=== RECORDS PROVIDED ===

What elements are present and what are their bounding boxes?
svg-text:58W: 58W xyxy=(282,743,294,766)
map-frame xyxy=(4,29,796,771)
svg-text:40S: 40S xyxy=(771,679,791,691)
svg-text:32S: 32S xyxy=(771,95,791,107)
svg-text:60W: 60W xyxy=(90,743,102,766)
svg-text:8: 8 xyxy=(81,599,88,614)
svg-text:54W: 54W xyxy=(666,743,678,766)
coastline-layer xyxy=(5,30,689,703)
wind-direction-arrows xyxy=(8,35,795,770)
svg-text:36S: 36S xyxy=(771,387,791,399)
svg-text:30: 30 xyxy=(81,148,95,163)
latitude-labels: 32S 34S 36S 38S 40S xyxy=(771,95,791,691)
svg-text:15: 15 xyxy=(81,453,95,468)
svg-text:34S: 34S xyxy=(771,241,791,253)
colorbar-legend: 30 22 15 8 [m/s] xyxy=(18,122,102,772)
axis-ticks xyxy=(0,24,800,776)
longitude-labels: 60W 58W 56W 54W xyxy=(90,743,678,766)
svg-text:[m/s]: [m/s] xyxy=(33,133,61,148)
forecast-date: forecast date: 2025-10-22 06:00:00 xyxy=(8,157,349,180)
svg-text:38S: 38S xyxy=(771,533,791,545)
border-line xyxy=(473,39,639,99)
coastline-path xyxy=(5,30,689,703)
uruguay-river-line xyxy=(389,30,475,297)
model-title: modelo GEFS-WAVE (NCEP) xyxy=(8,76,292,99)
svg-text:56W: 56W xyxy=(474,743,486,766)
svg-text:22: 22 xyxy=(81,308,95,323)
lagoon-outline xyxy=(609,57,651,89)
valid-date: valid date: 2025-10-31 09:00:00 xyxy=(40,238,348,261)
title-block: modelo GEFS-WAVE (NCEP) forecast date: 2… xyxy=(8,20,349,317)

===

> [TASK REQUIREMENTS]
Reproduce every line of the entries verbatim.

> [RESULT OF THE EXERCISE]
What elements are present and what are their bounding boxes?
svg-text:58W: 58W xyxy=(282,743,294,766)
map-frame xyxy=(4,29,796,771)
svg-text:40S: 40S xyxy=(771,679,791,691)
svg-text:32S: 32S xyxy=(771,95,791,107)
svg-text:60W: 60W xyxy=(90,743,102,766)
svg-text:8: 8 xyxy=(81,599,88,614)
svg-text:54W: 54W xyxy=(666,743,678,766)
coastline-layer xyxy=(5,30,689,703)
wind-direction-arrows xyxy=(8,35,795,770)
svg-text:36S: 36S xyxy=(771,387,791,399)
svg-text:30: 30 xyxy=(81,148,95,163)
latitude-labels: 32S 34S 36S 38S 40S xyxy=(771,95,791,691)
svg-text:15: 15 xyxy=(81,453,95,468)
svg-text:34S: 34S xyxy=(771,241,791,253)
colorbar-legend: 30 22 15 8 [m/s] xyxy=(18,122,102,772)
axis-ticks xyxy=(0,24,800,776)
longitude-labels: 60W 58W 56W 54W xyxy=(90,743,678,766)
svg-text:[m/s]: [m/s] xyxy=(33,133,61,148)
forecast-date: forecast date: 2025-10-22 06:00:00 xyxy=(8,157,349,180)
svg-text:38S: 38S xyxy=(771,533,791,545)
border-line xyxy=(473,39,639,99)
coastline-path xyxy=(5,30,689,703)
uruguay-river-line xyxy=(389,30,475,297)
model-title: modelo GEFS-WAVE (NCEP) xyxy=(8,76,292,99)
svg-text:56W: 56W xyxy=(474,743,486,766)
svg-text:22: 22 xyxy=(81,308,95,323)
lagoon-outline xyxy=(609,57,651,89)
valid-date: valid date: 2025-10-31 09:00:00 xyxy=(40,238,348,261)
title-block: modelo GEFS-WAVE (NCEP) forecast date: 2… xyxy=(8,20,349,317)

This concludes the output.